Data entries
>> START
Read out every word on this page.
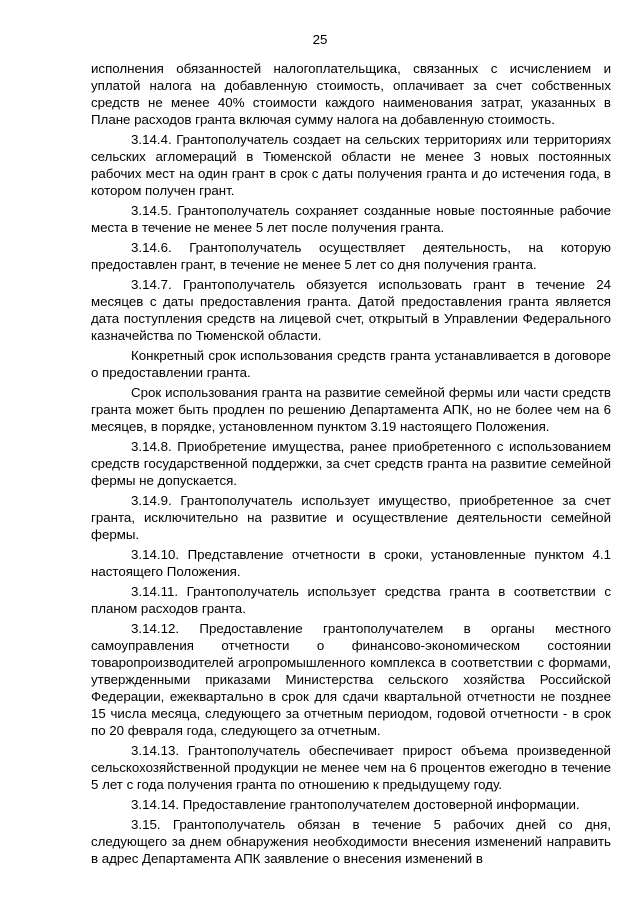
25

исполнения обязанностей налогоплательщика, связанных с исчислением и уплатой налога на добавленную стоимость, оплачивает за счет собственных средств не менее 40% стоимости каждого наименования затрат, указанных в Плане расходов гранта включая сумму налога на добавленную стоимость.

3.14.4. Грантополучатель создает на сельских территориях или территориях сельских агломераций в Тюменской области не менее 3 новых постоянных рабочих мест на один грант в срок с даты получения гранта и до истечения года, в котором получен грант.

3.14.5. Грантополучатель сохраняет созданные новые постоянные рабочие места в течение не менее 5 лет после получения гранта.

3.14.6. Грантополучатель осуществляет деятельность, на которую предоставлен грант, в течение не менее 5 лет со дня получения гранта.

3.14.7. Грантополучатель обязуется использовать грант в течение 24 месяцев с даты предоставления гранта. Датой предоставления гранта является дата поступления средств на лицевой счет, открытый в Управлении Федерального казначейства по Тюменской области.

Конкретный срок использования средств гранта устанавливается в договоре о предоставлении гранта.

Срок использования гранта на развитие семейной фермы или части средств гранта может быть продлен по решению Департамента АПК, но не более чем на 6 месяцев, в порядке, установленном пунктом 3.19 настоящего Положения.

3.14.8. Приобретение имущества, ранее приобретенного с использованием средств государственной поддержки, за счет средств гранта на развитие семейной фермы не допускается.

3.14.9. Грантополучатель использует имущество, приобретенное за счет гранта, исключительно на развитие и осуществление деятельности семейной фермы.

3.14.10. Представление отчетности в сроки, установленные пунктом 4.1 настоящего Положения.

3.14.11. Грантополучатель использует средства гранта в соответствии с планом расходов гранта.

3.14.12. Предоставление грантополучателем в органы местного самоуправления отчетности о финансово-экономическом состоянии товаропроизводителей агропромышленного комплекса в соответствии с формами, утвержденными приказами Министерства сельского хозяйства Российской Федерации, ежеквартально в срок для сдачи квартальной отчетности не позднее 15 числа месяца, следующего за отчетным периодом, годовой отчетности - в срок по 20 февраля года, следующего за отчетным.

3.14.13. Грантополучатель обеспечивает прирост объема произведенной сельскохозяйственной продукции не менее чем на 6 процентов ежегодно в течение 5 лет с года получения гранта по отношению к предыдущему году.

3.14.14. Предоставление грантополучателем достоверной информации.

3.15. Грантополучатель обязан в течение 5 рабочих дней со дня, следующего за днем обнаружения необходимости внесения изменений направить в адрес Департамента АПК заявление о внесения изменений в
>> END
__Problem requirements__. Write out all the entries again, word for word, and print no images.

__Full solution__.
Read out every word on this page.
25

исполнения обязанностей налогоплательщика, связанных с исчислением и уплатой налога на добавленную стоимость, оплачивает за счет собственных средств не менее 40% стоимости каждого наименования затрат, указанных в Плане расходов гранта включая сумму налога на добавленную стоимость.

3.14.4. Грантополучатель создает на сельских территориях или территориях сельских агломераций в Тюменской области не менее 3 новых постоянных рабочих мест на один грант в срок с даты получения гранта и до истечения года, в котором получен грант.

3.14.5. Грантополучатель сохраняет созданные новые постоянные рабочие места в течение не менее 5 лет после получения гранта.

3.14.6. Грантополучатель осуществляет деятельность, на которую предоставлен грант, в течение не менее 5 лет со дня получения гранта.

3.14.7. Грантополучатель обязуется использовать грант в течение 24 месяцев с даты предоставления гранта. Датой предоставления гранта является дата поступления средств на лицевой счет, открытый в Управлении Федерального казначейства по Тюменской области.

Конкретный срок использования средств гранта устанавливается в договоре о предоставлении гранта.

Срок использования гранта на развитие семейной фермы или части средств гранта может быть продлен по решению Департамента АПК, но не более чем на 6 месяцев, в порядке, установленном пунктом 3.19 настоящего Положения.

3.14.8. Приобретение имущества, ранее приобретенного с использованием средств государственной поддержки, за счет средств гранта на развитие семейной фермы не допускается.

3.14.9. Грантополучатель использует имущество, приобретенное за счет гранта, исключительно на развитие и осуществление деятельности семейной фермы.

3.14.10. Представление отчетности в сроки, установленные пунктом 4.1 настоящего Положения.

3.14.11. Грантополучатель использует средства гранта в соответствии с планом расходов гранта.

3.14.12. Предоставление грантополучателем в органы местного самоуправления отчетности о финансово-экономическом состоянии товаропроизводителей агропромышленного комплекса в соответствии с формами, утвержденными приказами Министерства сельского хозяйства Российской Федерации, ежеквартально в срок для сдачи квартальной отчетности не позднее 15 числа месяца, следующего за отчетным периодом, годовой отчетности - в срок по 20 февраля года, следующего за отчетным.

3.14.13. Грантополучатель обеспечивает прирост объема произведенной сельскохозяйственной продукции не менее чем на 6 процентов ежегодно в течение 5 лет с года получения гранта по отношению к предыдущему году.

3.14.14. Предоставление грантополучателем достоверной информации.

3.15. Грантополучатель обязан в течение 5 рабочих дней со дня, следующего за днем обнаружения необходимости внесения изменений направить в адрес Департамента АПК заявление о внесения изменений в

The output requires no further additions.